### SHORT TASK
Edit the interview excerpt from "Sunday, February 23, 2014" to "first begin writing?", replacing "Mystic Toad Press" with "Mystic Frog Press".

Sunday, February 23, 2014

Interview With K.G. McAbee

I guess I’ve known Gail McAbee for a couple decades now. She wrote for our FADING SHADOWS magazines in the ‘90s, and later was the head editor for Novel Books, Inc. (NBI), and was instrumental in three of my books being published by NBI. Due to our friendship we never lost contact, even after NBI and FADING SHADOWS ceased publication. Early on I read her novels, “A Fine Impersonation” and “Escape The Past”, as well as her science fiction anthology created for Mystic Toad Press, “Port Nowhere”. While with Mystic Toad Press, she published my wife’s pulp anthology, “Tales of Masks & Mayhem V #1”. She is my strongest influence, and if not for her, I would still be an unpublished author.

Tom: When did you first begin writing?

K.G. McAbee:
First of all, let me correct some of Tom's seriously questionable comments. He's MY strongest influence, and I'm completely beholden to HIM for some of my earliest published work. I had a bunch of short stories that appeared in his late and immensely lamented series of magazines, and the mere fact of seeing my stuff in print made me what I am today. Whatever that might be, hah!

### SOURCE MATERIAL

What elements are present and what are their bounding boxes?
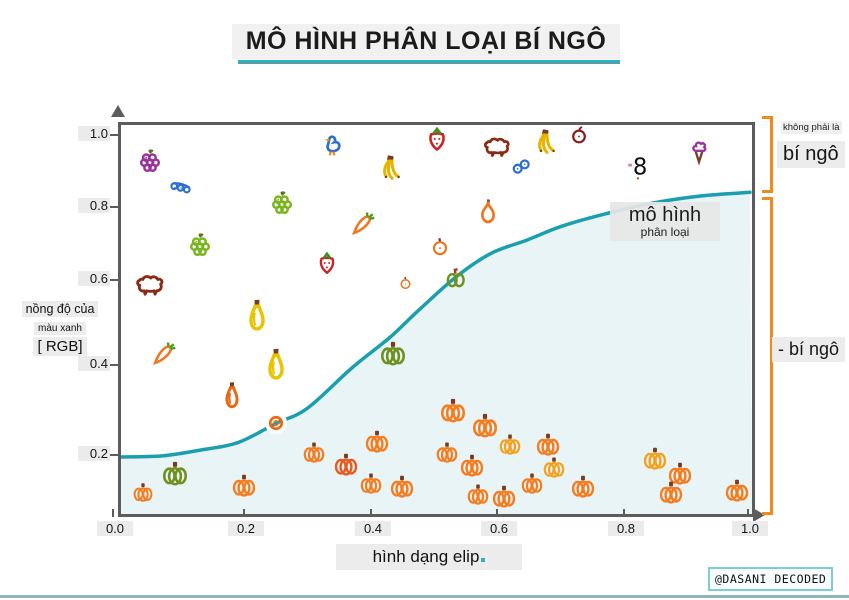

### CORRECT OUTPUT
Sunday, February 23, 2014

Interview With K.G. McAbee

I guess I’ve known Gail McAbee for a couple decades now. She wrote for our FADING SHADOWS magazines in the ‘90s, and later was the head editor for Novel Books, Inc. (NBI), and was instrumental in three of my books being published by NBI. Due to our friendship we never lost contact, even after NBI and FADING SHADOWS ceased publication. Early on I read her novels, “A Fine Impersonation” and “Escape The Past”, as well as her science fiction anthology created for Mystic Frog Press, “Port Nowhere”. While with Mystic Frog Press, she published my wife’s pulp anthology, “Tales of Masks & Mayhem V #1”. She is my strongest influence, and if not for her, I would still be an unpublished author.

Tom: When did you first begin writing?